_Instruction_.
The records that follow must be repeated verbatim, every one of them.
━━ Records provided ━━
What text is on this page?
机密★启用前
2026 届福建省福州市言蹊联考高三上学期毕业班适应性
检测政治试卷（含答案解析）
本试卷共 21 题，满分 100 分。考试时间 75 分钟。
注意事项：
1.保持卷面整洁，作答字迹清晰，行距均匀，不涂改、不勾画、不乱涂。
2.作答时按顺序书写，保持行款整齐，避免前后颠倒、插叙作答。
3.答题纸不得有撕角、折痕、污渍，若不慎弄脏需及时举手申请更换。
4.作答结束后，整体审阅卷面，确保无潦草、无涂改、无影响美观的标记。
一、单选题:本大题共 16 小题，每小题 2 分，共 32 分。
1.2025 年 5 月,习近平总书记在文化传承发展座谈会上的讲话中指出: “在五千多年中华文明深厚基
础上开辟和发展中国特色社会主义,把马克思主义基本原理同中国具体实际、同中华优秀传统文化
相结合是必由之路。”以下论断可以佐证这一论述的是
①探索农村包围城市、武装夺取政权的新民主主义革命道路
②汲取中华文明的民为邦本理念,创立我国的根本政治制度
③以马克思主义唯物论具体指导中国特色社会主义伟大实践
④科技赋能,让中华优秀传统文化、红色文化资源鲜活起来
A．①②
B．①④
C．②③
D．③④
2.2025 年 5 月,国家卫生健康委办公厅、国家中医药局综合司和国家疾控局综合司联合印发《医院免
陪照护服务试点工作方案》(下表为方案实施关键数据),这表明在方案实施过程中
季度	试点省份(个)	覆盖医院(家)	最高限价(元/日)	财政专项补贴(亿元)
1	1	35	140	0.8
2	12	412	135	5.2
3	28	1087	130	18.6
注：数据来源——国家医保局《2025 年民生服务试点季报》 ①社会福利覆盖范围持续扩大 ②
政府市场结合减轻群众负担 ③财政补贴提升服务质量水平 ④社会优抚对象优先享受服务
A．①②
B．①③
━━━
_Result_.
What text is on this page?
机密★启用前
2026 届福建省福州市言蹊联考高三上学期毕业班适应性
检测政治试卷（含答案解析）
本试卷共 21 题，满分 100 分。考试时间 75 分钟。
注意事项：
1.保持卷面整洁，作答字迹清晰，行距均匀，不涂改、不勾画、不乱涂。
2.作答时按顺序书写，保持行款整齐，避免前后颠倒、插叙作答。
3.答题纸不得有撕角、折痕、污渍，若不慎弄脏需及时举手申请更换。
4.作答结束后，整体审阅卷面，确保无潦草、无涂改、无影响美观的标记。
一、单选题:本大题共 16 小题，每小题 2 分，共 32 分。
1.2025 年 5 月,习近平总书记在文化传承发展座谈会上的讲话中指出: “在五千多年中华文明深厚基
础上开辟和发展中国特色社会主义,把马克思主义基本原理同中国具体实际、同中华优秀传统文化
相结合是必由之路。”以下论断可以佐证这一论述的是
①探索农村包围城市、武装夺取政权的新民主主义革命道路
②汲取中华文明的民为邦本理念,创立我国的根本政治制度
③以马克思主义唯物论具体指导中国特色社会主义伟大实践
④科技赋能,让中华优秀传统文化、红色文化资源鲜活起来
A．①②
B．①④
C．②③
D．③④
2.2025 年 5 月,国家卫生健康委办公厅、国家中医药局综合司和国家疾控局综合司联合印发《医院免
陪照护服务试点工作方案》(下表为方案实施关键数据),这表明在方案实施过程中
季度	试点省份(个)	覆盖医院(家)	最高限价(元/日)	财政专项补贴(亿元)
1	1	35	140	0.8
2	12	412	135	5.2
3	28	1087	130	18.6
注：数据来源——国家医保局《2025 年民生服务试点季报》 ①社会福利覆盖范围持续扩大 ②
政府市场结合减轻群众负担 ③财政补贴提升服务质量水平 ④社会优抚对象优先享受服务
A．①②
B．①③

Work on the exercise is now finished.